§ **To be done**
Scan the data below. Pull out each line where "JSON" occurs.

§ **Source data**

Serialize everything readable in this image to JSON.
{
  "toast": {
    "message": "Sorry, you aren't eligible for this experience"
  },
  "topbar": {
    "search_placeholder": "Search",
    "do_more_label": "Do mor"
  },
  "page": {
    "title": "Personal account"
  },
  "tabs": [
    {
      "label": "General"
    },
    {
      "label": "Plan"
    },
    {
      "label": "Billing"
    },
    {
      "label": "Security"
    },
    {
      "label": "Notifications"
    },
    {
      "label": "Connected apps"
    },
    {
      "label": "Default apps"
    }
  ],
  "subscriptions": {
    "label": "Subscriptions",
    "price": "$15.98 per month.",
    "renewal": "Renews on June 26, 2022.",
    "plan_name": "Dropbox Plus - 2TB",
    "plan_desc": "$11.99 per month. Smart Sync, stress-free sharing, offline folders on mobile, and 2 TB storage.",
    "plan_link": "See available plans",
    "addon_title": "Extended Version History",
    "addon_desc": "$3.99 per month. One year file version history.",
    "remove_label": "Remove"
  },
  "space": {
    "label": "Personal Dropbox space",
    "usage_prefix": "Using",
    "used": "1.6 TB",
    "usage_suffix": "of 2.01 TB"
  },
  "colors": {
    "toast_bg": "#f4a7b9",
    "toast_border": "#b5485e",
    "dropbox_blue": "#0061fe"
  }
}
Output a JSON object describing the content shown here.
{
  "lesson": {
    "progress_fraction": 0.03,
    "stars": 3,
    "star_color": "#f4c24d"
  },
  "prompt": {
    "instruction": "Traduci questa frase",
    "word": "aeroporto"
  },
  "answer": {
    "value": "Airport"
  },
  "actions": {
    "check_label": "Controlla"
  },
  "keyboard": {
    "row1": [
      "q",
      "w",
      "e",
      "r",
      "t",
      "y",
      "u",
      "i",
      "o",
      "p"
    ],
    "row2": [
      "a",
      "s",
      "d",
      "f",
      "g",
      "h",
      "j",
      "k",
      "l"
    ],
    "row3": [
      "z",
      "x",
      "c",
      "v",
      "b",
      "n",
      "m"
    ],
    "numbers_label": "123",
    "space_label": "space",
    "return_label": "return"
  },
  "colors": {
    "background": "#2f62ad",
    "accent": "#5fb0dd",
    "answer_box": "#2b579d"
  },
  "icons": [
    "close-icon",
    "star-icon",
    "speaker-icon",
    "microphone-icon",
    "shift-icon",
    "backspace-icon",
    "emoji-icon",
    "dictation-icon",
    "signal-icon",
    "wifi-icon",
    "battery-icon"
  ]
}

§ **Output for this task**
Serialize everything readable in this image to JSON.
Output a JSON object describing the content shown here.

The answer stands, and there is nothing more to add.